(Collection entries)
----------------

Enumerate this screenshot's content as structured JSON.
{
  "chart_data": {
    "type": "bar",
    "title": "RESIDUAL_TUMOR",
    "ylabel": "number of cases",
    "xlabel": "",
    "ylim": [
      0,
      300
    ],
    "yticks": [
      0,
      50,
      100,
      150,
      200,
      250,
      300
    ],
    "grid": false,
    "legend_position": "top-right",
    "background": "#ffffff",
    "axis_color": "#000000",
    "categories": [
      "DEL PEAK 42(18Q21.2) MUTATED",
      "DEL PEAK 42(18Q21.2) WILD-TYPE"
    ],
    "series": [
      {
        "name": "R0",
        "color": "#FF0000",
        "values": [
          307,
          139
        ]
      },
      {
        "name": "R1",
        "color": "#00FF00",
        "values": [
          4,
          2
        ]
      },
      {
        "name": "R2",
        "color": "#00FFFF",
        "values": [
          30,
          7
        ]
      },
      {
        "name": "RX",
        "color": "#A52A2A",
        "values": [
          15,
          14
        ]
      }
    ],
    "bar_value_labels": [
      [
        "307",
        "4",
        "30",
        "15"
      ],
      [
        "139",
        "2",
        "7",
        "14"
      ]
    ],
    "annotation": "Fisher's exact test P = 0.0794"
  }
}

----------------

The records above are to be copied in full, exactly as written.

Enumerate this screenshot's content as structured JSON.
{
  "chart_data": {
    "type": "bar",
    "title": "RESIDUAL_TUMOR",
    "ylabel": "number of cases",
    "xlabel": "",
    "ylim": [
      0,
      300
    ],
    "yticks": [
      0,
      50,
      100,
      150,
      200,
      250,
      300
    ],
    "grid": false,
    "legend_position": "top-right",
    "background": "#ffffff",
    "axis_color": "#000000",
    "categories": [
      "DEL PEAK 42(18Q21.2) MUTATED",
      "DEL PEAK 42(18Q21.2) WILD-TYPE"
    ],
    "series": [
      {
        "name": "R0",
        "color": "#FF0000",
        "values": [
          307,
          139
        ]
      },
      {
        "name": "R1",
        "color": "#00FF00",
        "values": [
          4,
          2
        ]
      },
      {
        "name": "R2",
        "color": "#00FFFF",
        "values": [
          30,
          7
        ]
      },
      {
        "name": "RX",
        "color": "#A52A2A",
        "values": [
          15,
          14
        ]
      }
    ],
    "bar_value_labels": [
      [
        "307",
        "4",
        "30",
        "15"
      ],
      [
        "139",
        "2",
        "7",
        "14"
      ]
    ],
    "annotation": "Fisher's exact test P = 0.0794"
  }
}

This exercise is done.